- [PASSAGE FOR REVIEW]:
..............................

Storing and Retrieving Messages

Time-independent client and server programs communicate by storing (queuing) messages for each other in application queues. Messages can be retrieved (dequeued) in any of several ordering schemes, including last in, first out (LIFO), first in, first out (FIFO), priority order, and time-based order. More than one client and server can access the same queue. The following figure shows at a high level how message queuing communication works using /Q.

Figure 2-4 Queue-Based Messaging

Queue-Based Messaging

/Q Documentation

For more information about the BEA Tuxedo /Q component, see the following documents:


BEA Tuxedo EventBroker

BEA Tuxedo EventBroker is a transactionally enabled, XA compliant, application publish-and-subscribe system that provides asynchronous routing of application events among the processes running in a BEA Tuxedo ATMI application. It also distributes system events to whichever application processes want to receive them.

An event is a state change or other occurrence in an application program or the BEA Tuxedo system that may be of interest to an administrator, an operator, or the software. Examples of events are “a stock traded at or above a specified price” or “a network failure occurred.”

Mediating Between Producers and Consumers of Events

There are producers of events, called publishers or suppliers, and consumers of events, called subscribers. EventBroker mediates between the producers and consumers about the distribution of events. The following figure shows how publish-and-subscribe communication works using EventBroker.

Figure 2-5 Event Subscription, Posting, and Notification

Event Subscription, Posting, and Notification

Posting an event in a global transaction means that all of the work, including work not related to the posting, is ensured to be complete if the transaction is successful. If any work performed within the transaction fails, all the work done within the transaction will be rolled back.

..............................

[Records taken from a collection]
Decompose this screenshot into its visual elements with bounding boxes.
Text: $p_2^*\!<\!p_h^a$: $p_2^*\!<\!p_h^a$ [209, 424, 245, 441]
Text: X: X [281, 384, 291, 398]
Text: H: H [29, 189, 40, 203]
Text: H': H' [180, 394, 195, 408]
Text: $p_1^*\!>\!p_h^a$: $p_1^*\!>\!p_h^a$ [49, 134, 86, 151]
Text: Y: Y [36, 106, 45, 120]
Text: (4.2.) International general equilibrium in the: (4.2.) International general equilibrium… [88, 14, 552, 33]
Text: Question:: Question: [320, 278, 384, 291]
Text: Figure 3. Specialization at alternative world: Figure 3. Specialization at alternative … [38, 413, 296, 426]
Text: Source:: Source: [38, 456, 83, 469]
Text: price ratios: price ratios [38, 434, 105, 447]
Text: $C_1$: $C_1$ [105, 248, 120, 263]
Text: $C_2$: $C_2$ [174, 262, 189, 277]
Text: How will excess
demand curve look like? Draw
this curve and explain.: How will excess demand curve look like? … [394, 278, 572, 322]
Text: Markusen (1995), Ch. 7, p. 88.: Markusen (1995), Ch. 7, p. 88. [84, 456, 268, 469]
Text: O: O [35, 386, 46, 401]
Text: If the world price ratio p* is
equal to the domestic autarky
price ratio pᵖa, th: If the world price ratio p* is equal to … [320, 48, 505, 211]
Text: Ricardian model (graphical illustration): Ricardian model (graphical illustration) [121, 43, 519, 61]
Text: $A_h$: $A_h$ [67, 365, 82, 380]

..............................

- [GOAL OF THE EXERCISE]:
Write out the entire passage above about BEA Tuxedo message queuing and EventBroker, word for word.

- [EXPECTED ANSWER]:
Storing and Retrieving Messages

Time-independent client and server programs communicate by storing (queuing) messages for each other in application queues. Messages can be retrieved (dequeued) in any of several ordering schemes, including last in, first out (LIFO), first in, first out (FIFO), priority order, and time-based order. More than one client and server can access the same queue. The following figure shows at a high level how message queuing communication works using /Q.

Figure 2-4 Queue-Based Messaging

Queue-Based Messaging

/Q Documentation

For more information about the BEA Tuxedo /Q component, see the following documents:


BEA Tuxedo EventBroker

BEA Tuxedo EventBroker is a transactionally enabled, XA compliant, application publish-and-subscribe system that provides asynchronous routing of application events among the processes running in a BEA Tuxedo ATMI application. It also distributes system events to whichever application processes want to receive them.

An event is a state change or other occurrence in an application program or the BEA Tuxedo system that may be of interest to an administrator, an operator, or the software. Examples of events are “a stock traded at or above a specified price” or “a network failure occurred.”

Mediating Between Producers and Consumers of Events

There are producers of events, called publishers or suppliers, and consumers of events, called subscribers. EventBroker mediates between the producers and consumers about the distribution of events. The following figure shows how publish-and-subscribe communication works using EventBroker.

Figure 2-5 Event Subscription, Posting, and Notification

Event Subscription, Posting, and Notification

Posting an event in a global transaction means that all of the work, including work not related to the posting, is ensured to be complete if the transaction is successful. If any work performed within the transaction fails, all the work done within the transaction will be rolled back.